====== DATASET ENTRIES

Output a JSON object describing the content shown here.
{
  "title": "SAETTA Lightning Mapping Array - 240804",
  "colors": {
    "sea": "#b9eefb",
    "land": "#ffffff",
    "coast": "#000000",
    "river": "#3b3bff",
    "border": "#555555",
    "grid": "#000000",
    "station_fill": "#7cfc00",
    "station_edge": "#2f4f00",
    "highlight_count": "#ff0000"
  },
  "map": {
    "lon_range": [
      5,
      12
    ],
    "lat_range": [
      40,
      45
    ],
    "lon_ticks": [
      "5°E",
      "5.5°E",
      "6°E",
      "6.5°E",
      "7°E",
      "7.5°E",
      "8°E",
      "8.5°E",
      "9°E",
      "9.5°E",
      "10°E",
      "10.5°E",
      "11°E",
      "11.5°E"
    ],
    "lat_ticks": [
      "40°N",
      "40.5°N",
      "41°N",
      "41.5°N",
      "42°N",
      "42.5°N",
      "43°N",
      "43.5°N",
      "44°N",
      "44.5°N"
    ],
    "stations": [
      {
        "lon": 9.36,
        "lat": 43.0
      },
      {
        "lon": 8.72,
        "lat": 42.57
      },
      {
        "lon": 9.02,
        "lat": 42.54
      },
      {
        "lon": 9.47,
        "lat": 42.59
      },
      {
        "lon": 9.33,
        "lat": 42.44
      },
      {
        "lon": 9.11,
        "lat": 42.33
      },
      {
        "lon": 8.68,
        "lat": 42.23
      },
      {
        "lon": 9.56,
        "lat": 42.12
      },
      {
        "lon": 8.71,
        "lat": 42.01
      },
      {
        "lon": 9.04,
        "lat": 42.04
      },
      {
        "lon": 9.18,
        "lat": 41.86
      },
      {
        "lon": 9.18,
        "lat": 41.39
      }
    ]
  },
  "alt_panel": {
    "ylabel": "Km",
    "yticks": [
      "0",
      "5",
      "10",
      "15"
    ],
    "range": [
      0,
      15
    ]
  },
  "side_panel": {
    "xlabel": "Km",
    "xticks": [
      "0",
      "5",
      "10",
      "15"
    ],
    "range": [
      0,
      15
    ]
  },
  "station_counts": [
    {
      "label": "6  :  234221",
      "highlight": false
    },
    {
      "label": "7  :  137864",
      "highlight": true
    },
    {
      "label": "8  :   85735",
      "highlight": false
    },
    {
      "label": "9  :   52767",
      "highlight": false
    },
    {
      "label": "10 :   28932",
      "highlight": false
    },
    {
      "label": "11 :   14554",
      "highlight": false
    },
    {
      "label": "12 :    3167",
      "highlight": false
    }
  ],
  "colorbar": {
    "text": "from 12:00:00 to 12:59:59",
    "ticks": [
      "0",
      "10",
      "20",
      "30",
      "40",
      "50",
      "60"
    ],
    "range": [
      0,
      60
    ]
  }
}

============

**EXERCISE DETAILS**
Quote each line above in full, word for word.

**COMPLETED EXERCISE**
Output a JSON object describing the content shown here.
{
  "title": "SAETTA Lightning Mapping Array - 240804",
  "colors": {
    "sea": "#b9eefb",
    "land": "#ffffff",
    "coast": "#000000",
    "river": "#3b3bff",
    "border": "#555555",
    "grid": "#000000",
    "station_fill": "#7cfc00",
    "station_edge": "#2f4f00",
    "highlight_count": "#ff0000"
  },
  "map": {
    "lon_range": [
      5,
      12
    ],
    "lat_range": [
      40,
      45
    ],
    "lon_ticks": [
      "5°E",
      "5.5°E",
      "6°E",
      "6.5°E",
      "7°E",
      "7.5°E",
      "8°E",
      "8.5°E",
      "9°E",
      "9.5°E",
      "10°E",
      "10.5°E",
      "11°E",
      "11.5°E"
    ],
    "lat_ticks": [
      "40°N",
      "40.5°N",
      "41°N",
      "41.5°N",
      "42°N",
      "42.5°N",
      "43°N",
      "43.5°N",
      "44°N",
      "44.5°N"
    ],
    "stations": [
      {
        "lon": 9.36,
        "lat": 43.0
      },
      {
        "lon": 8.72,
        "lat": 42.57
      },
      {
        "lon": 9.02,
        "lat": 42.54
      },
      {
        "lon": 9.47,
        "lat": 42.59
      },
      {
        "lon": 9.33,
        "lat": 42.44
      },
      {
        "lon": 9.11,
        "lat": 42.33
      },
      {
        "lon": 8.68,
        "lat": 42.23
      },
      {
        "lon": 9.56,
        "lat": 42.12
      },
      {
        "lon": 8.71,
        "lat": 42.01
      },
      {
        "lon": 9.04,
        "lat": 42.04
      },
      {
        "lon": 9.18,
        "lat": 41.86
      },
      {
        "lon": 9.18,
        "lat": 41.39
      }
    ]
  },
  "alt_panel": {
    "ylabel": "Km",
    "yticks": [
      "0",
      "5",
      "10",
      "15"
    ],
    "range": [
      0,
      15
    ]
  },
  "side_panel": {
    "xlabel": "Km",
    "xticks": [
      "0",
      "5",
      "10",
      "15"
    ],
    "range": [
      0,
      15
    ]
  },
  "station_counts": [
    {
      "label": "6  :  234221",
      "highlight": false
    },
    {
      "label": "7  :  137864",
      "highlight": true
    },
    {
      "label": "8  :   85735",
      "highlight": false
    },
    {
      "label": "9  :   52767",
      "highlight": false
    },
    {
      "label": "10 :   28932",
      "highlight": false
    },
    {
      "label": "11 :   14554",
      "highlight": false
    },
    {
      "label": "12 :    3167",
      "highlight": false
    }
  ],
  "colorbar": {
    "text": "from 12:00:00 to 12:59:59",
    "ticks": [
      "0",
      "10",
      "20",
      "30",
      "40",
      "50",
      "60"
    ],
    "range": [
      0,
      60
    ]
  }
}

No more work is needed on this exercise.